▶ [What you should do]:
Give all of the lines again, with nothing added or dropped.

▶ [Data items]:

________

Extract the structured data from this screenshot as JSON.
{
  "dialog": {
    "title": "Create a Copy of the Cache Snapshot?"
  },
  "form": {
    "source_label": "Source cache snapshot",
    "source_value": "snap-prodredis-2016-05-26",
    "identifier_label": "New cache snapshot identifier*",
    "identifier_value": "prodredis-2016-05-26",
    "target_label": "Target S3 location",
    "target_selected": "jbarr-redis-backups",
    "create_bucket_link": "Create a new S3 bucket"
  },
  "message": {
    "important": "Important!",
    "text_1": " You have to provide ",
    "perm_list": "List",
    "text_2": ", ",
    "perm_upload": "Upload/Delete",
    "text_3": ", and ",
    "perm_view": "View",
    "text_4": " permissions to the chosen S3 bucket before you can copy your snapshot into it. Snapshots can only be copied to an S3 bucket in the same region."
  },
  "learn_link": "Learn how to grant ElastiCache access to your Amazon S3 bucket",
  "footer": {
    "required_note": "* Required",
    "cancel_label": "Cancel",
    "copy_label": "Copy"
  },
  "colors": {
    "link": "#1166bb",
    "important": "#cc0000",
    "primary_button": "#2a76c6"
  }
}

________

▶ [Exercise answer]:
Extract the structured data from this screenshot as JSON.
{
  "dialog": {
    "title": "Create a Copy of the Cache Snapshot?"
  },
  "form": {
    "source_label": "Source cache snapshot",
    "source_value": "snap-prodredis-2016-05-26",
    "identifier_label": "New cache snapshot identifier*",
    "identifier_value": "prodredis-2016-05-26",
    "target_label": "Target S3 location",
    "target_selected": "jbarr-redis-backups",
    "create_bucket_link": "Create a new S3 bucket"
  },
  "message": {
    "important": "Important!",
    "text_1": " You have to provide ",
    "perm_list": "List",
    "text_2": ", ",
    "perm_upload": "Upload/Delete",
    "text_3": ", and ",
    "perm_view": "View",
    "text_4": " permissions to the chosen S3 bucket before you can copy your snapshot into it. Snapshots can only be copied to an S3 bucket in the same region."
  },
  "learn_link": "Learn how to grant ElastiCache access to your Amazon S3 bucket",
  "footer": {
    "required_note": "* Required",
    "cancel_label": "Cancel",
    "copy_label": "Copy"
  },
  "colors": {
    "link": "#1166bb",
    "important": "#cc0000",
    "primary_button": "#2a76c6"
  }
}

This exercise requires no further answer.